**REQUIRED WORK:** Read the lines that follow and pick out every one containing the word "content".

**RECORDS SUPPLIED:**
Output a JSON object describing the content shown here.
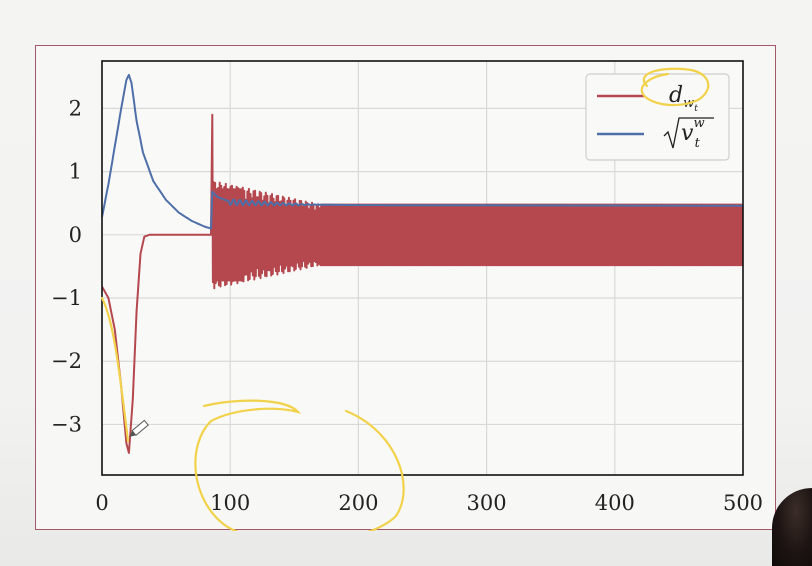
{
  "chart_data": {
    "type": "line",
    "xlim": [
      0,
      500
    ],
    "ylim": [
      -3.8,
      2.75
    ],
    "x_ticks": [
      0,
      100,
      200,
      300,
      400,
      500
    ],
    "y_ticks": [
      2,
      1,
      0,
      -1,
      -2,
      -3
    ],
    "x_tick_labels": [
      "0",
      "100",
      "200",
      "300",
      "400",
      "500"
    ],
    "y_tick_labels": [
      "2",
      "1",
      "0",
      "−1",
      "−2",
      "−3"
    ],
    "grid": true,
    "legend_position": "top-right",
    "series": [
      {
        "name": "d_{w_t}",
        "color": "#b5484e",
        "points": [
          [
            0,
            -0.82
          ],
          [
            5,
            -1.0
          ],
          [
            10,
            -1.5
          ],
          [
            15,
            -2.4
          ],
          [
            19,
            -3.3
          ],
          [
            21,
            -3.45
          ],
          [
            24,
            -2.6
          ],
          [
            27,
            -1.2
          ],
          [
            30,
            -0.3
          ],
          [
            33,
            -0.03
          ],
          [
            37,
            0
          ],
          [
            85,
            0
          ],
          [
            86,
            1.9
          ],
          [
            86.5,
            -0.75
          ],
          [
            88,
            0.2
          ],
          [
            90,
            -0.5
          ],
          [
            100,
            0.1
          ],
          [
            200,
            0
          ],
          [
            500,
            0
          ]
        ],
        "oscillation": {
          "start": 87,
          "end": 500,
          "settled_amplitude": 0.48,
          "initial_amplitude": 0.85,
          "decay_until": 170
        }
      },
      {
        "name": "sqrt(v_t^w)",
        "color": "#4f6fa8",
        "points": [
          [
            0,
            0.28
          ],
          [
            5,
            0.8
          ],
          [
            10,
            1.4
          ],
          [
            15,
            2.0
          ],
          [
            19,
            2.45
          ],
          [
            21,
            2.53
          ],
          [
            23,
            2.4
          ],
          [
            27,
            1.8
          ],
          [
            32,
            1.3
          ],
          [
            40,
            0.85
          ],
          [
            50,
            0.55
          ],
          [
            60,
            0.35
          ],
          [
            70,
            0.22
          ],
          [
            80,
            0.13
          ],
          [
            85,
            0.1
          ],
          [
            86,
            0.68
          ],
          [
            90,
            0.6
          ],
          [
            100,
            0.52
          ],
          [
            120,
            0.5
          ],
          [
            150,
            0.48
          ],
          [
            200,
            0.47
          ],
          [
            500,
            0.46
          ]
        ],
        "oscillation": {
          "start": 100,
          "end": 170,
          "amplitude": 0.05
        }
      }
    ]
  },
  "legend": {
    "entries": [
      {
        "label_main": "d",
        "label_sub": "w",
        "label_subsub": "t"
      },
      {
        "label_main": "v",
        "label_sup": "w",
        "label_sub": "t"
      }
    ]
  }
}
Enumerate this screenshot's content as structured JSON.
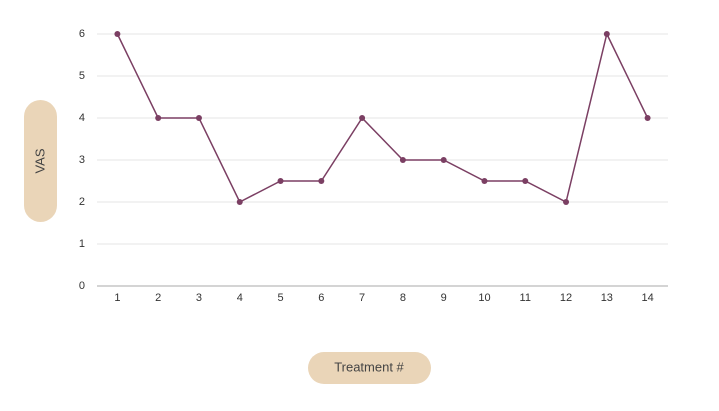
{
  "chart_data": {
    "type": "line",
    "y_label": "VAS",
    "x_label": "Treatment #",
    "categories": [
      "1",
      "2",
      "3",
      "4",
      "5",
      "6",
      "7",
      "8",
      "9",
      "10",
      "11",
      "12",
      "13",
      "14"
    ],
    "values": [
      6,
      4,
      4,
      2,
      2.5,
      2.5,
      4,
      3,
      3,
      2.5,
      2.5,
      2,
      6,
      4
    ],
    "color": "#7b3f63",
    "ylim": [
      0,
      6
    ],
    "yticks": [
      0,
      1,
      2,
      3,
      4,
      5,
      6
    ],
    "grid": true
  }
}
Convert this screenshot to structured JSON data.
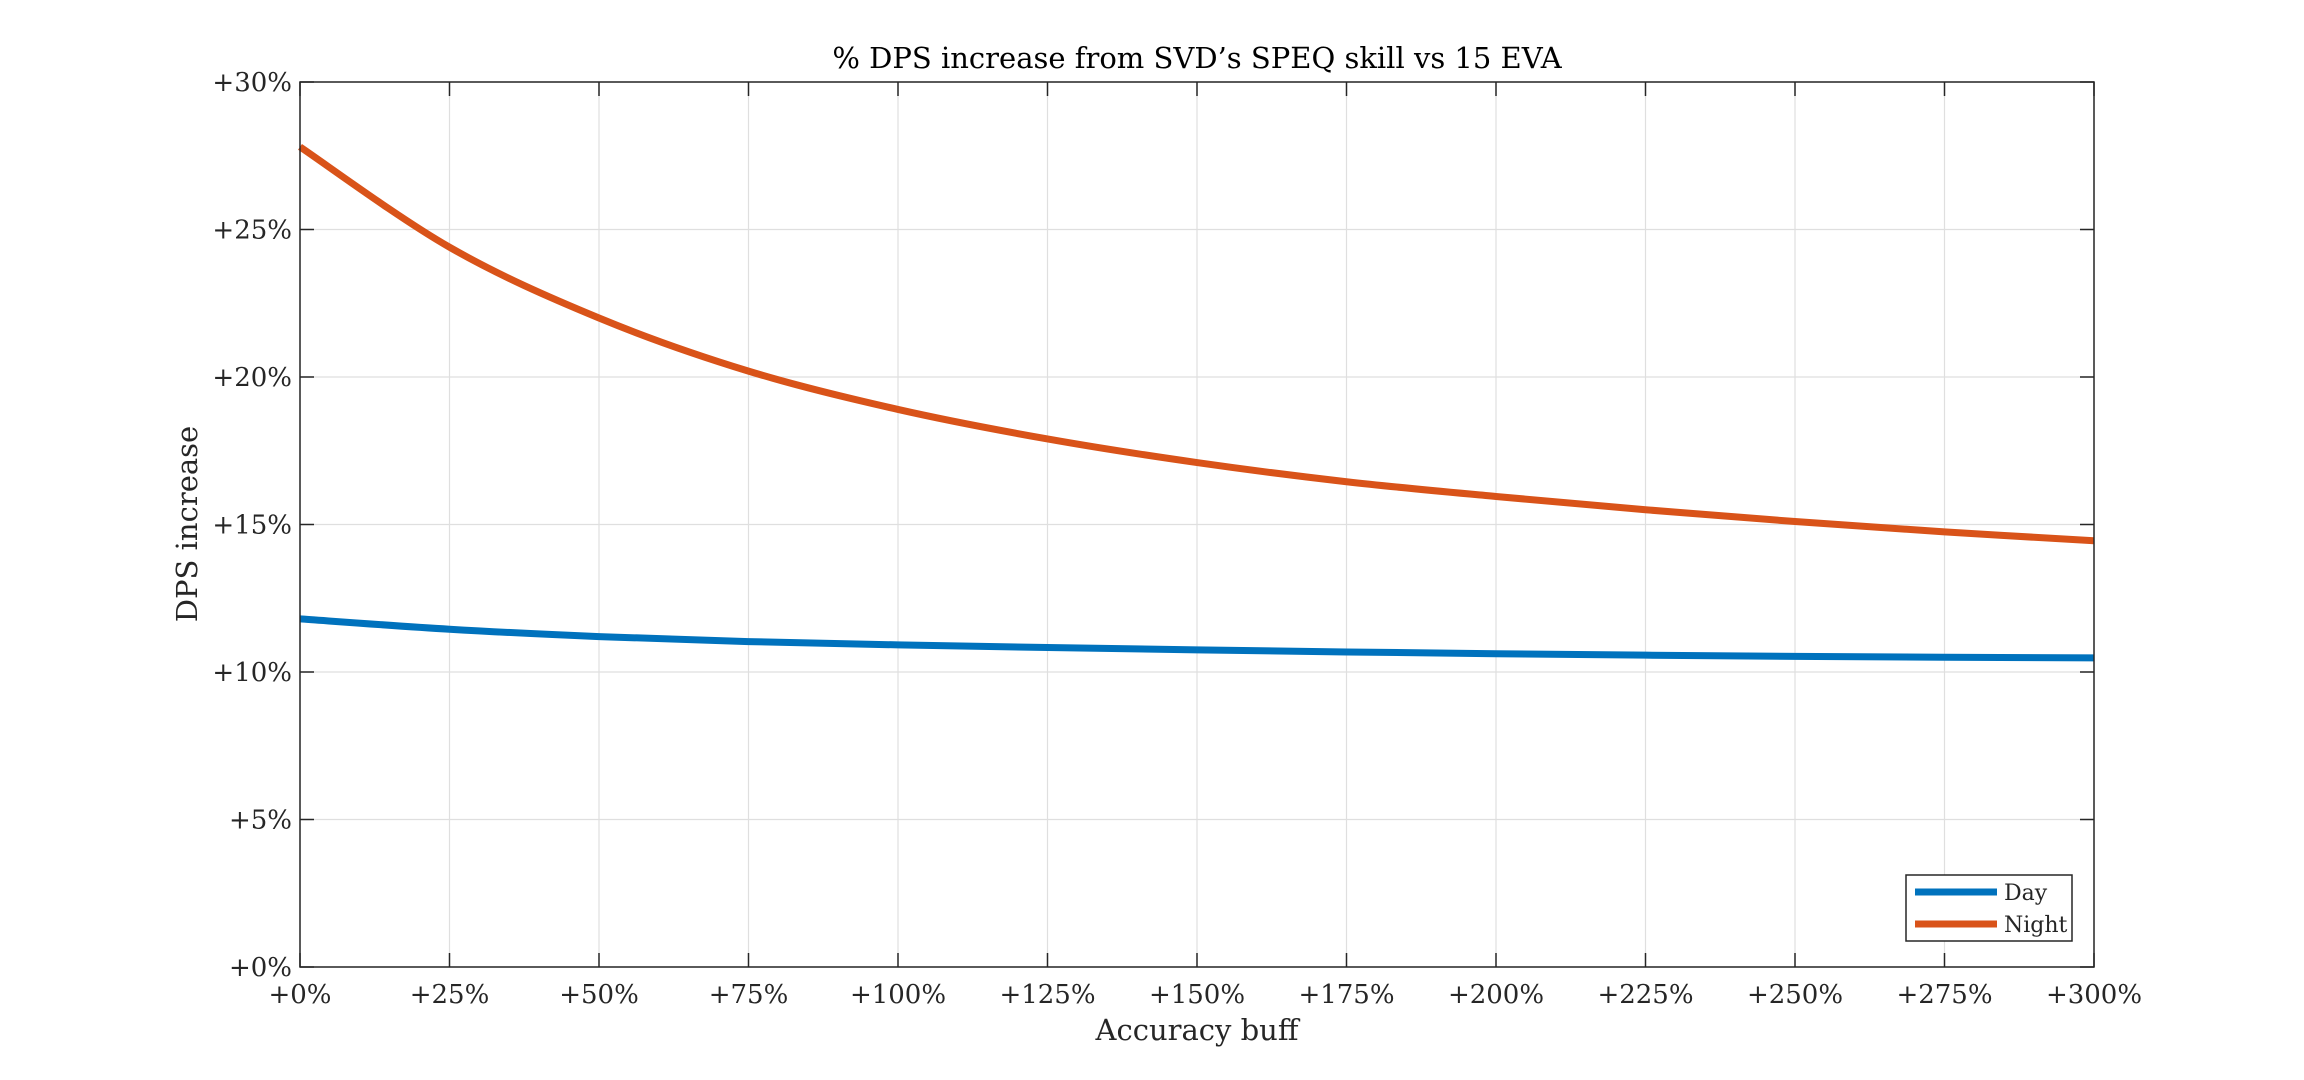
{
  "chart_data": {
    "type": "line",
    "title": "% DPS increase from SVD’s SPEQ skill vs 15 EVA",
    "xlabel": "Accuracy buff",
    "ylabel": "DPS increase",
    "xlim": [
      0,
      300
    ],
    "ylim": [
      0,
      30
    ],
    "grid": true,
    "legend_position": "bottom-right",
    "x_ticks": [
      0,
      25,
      50,
      75,
      100,
      125,
      150,
      175,
      200,
      225,
      250,
      275,
      300
    ],
    "x_tick_labels": [
      "+0%",
      "+25%",
      "+50%",
      "+75%",
      "+100%",
      "+125%",
      "+150%",
      "+175%",
      "+200%",
      "+225%",
      "+250%",
      "+275%",
      "+300%"
    ],
    "y_ticks": [
      0,
      5,
      10,
      15,
      20,
      25,
      30
    ],
    "y_tick_labels": [
      "+0%",
      "+5%",
      "+10%",
      "+15%",
      "+20%",
      "+25%",
      "+30%"
    ],
    "x": [
      0,
      25,
      50,
      75,
      100,
      125,
      150,
      175,
      200,
      225,
      250,
      275,
      300
    ],
    "series": [
      {
        "name": "Day",
        "color": "#0072BD",
        "values": [
          11.8,
          11.45,
          11.2,
          11.03,
          10.92,
          10.83,
          10.75,
          10.68,
          10.62,
          10.57,
          10.53,
          10.5,
          10.48
        ]
      },
      {
        "name": "Night",
        "color": "#D95319",
        "values": [
          27.8,
          24.4,
          22.0,
          20.2,
          18.9,
          17.9,
          17.1,
          16.45,
          15.95,
          15.5,
          15.1,
          14.75,
          14.45
        ]
      }
    ]
  }
}
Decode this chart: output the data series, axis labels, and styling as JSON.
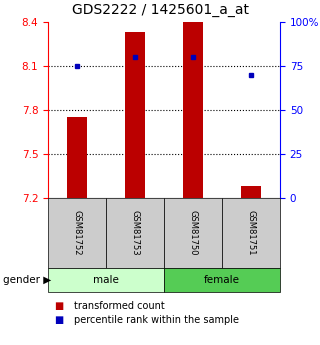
{
  "title": "GDS2222 / 1425601_a_at",
  "samples": [
    "GSM81752",
    "GSM81753",
    "GSM81750",
    "GSM81751"
  ],
  "bar_bottom": 7.2,
  "transformed_counts": [
    7.75,
    8.33,
    8.4,
    7.28
  ],
  "percentile_ranks": [
    75,
    80,
    80,
    70
  ],
  "ylim_left": [
    7.2,
    8.4
  ],
  "ylim_right": [
    0,
    100
  ],
  "yticks_left": [
    7.2,
    7.5,
    7.8,
    8.1,
    8.4
  ],
  "yticks_right": [
    0,
    25,
    50,
    75,
    100
  ],
  "ytick_labels_right": [
    "0",
    "25",
    "50",
    "75",
    "100%"
  ],
  "bar_color": "#bb0000",
  "dot_color": "#0000bb",
  "bar_width": 0.35,
  "grid_yticks": [
    7.5,
    7.8,
    8.1
  ],
  "male_color": "#ccffcc",
  "female_color": "#55cc55",
  "sample_box_color": "#cccccc",
  "title_fontsize": 10,
  "tick_fontsize": 7.5,
  "legend_fontsize": 7
}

**RESULT FOR THIS EXERCISE:**
Output a JSON object describing the content shown here.
Enumerate this screenshot's content as structured JSON.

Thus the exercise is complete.